[SUPPLIED RECORDS]:
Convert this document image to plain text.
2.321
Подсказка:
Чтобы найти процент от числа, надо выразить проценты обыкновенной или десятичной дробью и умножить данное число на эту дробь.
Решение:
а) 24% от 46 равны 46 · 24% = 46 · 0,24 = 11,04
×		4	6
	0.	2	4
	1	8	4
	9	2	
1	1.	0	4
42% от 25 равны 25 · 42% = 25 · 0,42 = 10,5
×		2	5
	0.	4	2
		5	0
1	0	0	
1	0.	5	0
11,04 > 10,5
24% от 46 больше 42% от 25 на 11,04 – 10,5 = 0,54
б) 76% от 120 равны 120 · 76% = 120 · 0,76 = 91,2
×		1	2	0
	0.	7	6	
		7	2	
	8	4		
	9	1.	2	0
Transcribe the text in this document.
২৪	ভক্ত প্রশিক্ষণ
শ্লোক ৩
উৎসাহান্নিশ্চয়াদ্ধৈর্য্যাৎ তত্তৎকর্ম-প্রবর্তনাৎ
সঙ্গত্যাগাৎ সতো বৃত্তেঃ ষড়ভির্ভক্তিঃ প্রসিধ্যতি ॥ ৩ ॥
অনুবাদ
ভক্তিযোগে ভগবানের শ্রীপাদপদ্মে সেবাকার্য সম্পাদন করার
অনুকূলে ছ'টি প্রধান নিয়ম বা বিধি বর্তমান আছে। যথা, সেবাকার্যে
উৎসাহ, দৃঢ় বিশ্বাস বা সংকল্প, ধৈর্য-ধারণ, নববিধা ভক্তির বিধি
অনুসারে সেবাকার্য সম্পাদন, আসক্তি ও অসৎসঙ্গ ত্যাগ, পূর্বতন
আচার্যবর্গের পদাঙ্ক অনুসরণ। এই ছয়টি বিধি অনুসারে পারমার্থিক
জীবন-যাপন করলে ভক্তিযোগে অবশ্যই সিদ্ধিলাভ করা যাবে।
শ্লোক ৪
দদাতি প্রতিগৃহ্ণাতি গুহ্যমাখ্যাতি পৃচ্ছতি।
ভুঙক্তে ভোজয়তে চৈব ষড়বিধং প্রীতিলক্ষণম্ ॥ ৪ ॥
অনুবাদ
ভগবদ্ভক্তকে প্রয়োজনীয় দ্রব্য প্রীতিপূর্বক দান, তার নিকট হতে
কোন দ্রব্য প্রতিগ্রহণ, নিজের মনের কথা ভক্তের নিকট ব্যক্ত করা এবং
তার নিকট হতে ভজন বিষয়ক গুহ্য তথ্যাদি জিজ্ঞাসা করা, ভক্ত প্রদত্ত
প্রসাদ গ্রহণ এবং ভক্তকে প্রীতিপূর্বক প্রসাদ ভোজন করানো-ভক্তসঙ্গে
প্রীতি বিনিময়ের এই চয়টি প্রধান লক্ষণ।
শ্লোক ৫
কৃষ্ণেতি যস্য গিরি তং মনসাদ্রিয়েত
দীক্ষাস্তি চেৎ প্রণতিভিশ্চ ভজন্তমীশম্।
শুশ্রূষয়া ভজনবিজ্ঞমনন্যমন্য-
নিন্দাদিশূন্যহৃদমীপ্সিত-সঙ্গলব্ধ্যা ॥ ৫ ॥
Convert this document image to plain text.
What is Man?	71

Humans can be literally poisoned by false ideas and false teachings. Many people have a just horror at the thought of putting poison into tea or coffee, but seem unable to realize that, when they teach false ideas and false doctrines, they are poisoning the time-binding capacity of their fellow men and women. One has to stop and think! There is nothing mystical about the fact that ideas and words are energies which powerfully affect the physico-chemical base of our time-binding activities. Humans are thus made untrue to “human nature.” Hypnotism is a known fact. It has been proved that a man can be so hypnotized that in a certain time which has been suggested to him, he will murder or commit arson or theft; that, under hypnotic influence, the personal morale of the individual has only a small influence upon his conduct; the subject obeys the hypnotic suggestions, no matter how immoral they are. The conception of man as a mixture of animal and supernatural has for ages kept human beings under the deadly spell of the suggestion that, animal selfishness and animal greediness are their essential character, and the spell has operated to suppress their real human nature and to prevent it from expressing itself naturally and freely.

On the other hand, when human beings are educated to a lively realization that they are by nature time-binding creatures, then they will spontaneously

[INSTRUCTION]: Look through the listing above and count the lines where the string "равны" appears. Report the number only.

[RESPONSE BELOW]: 3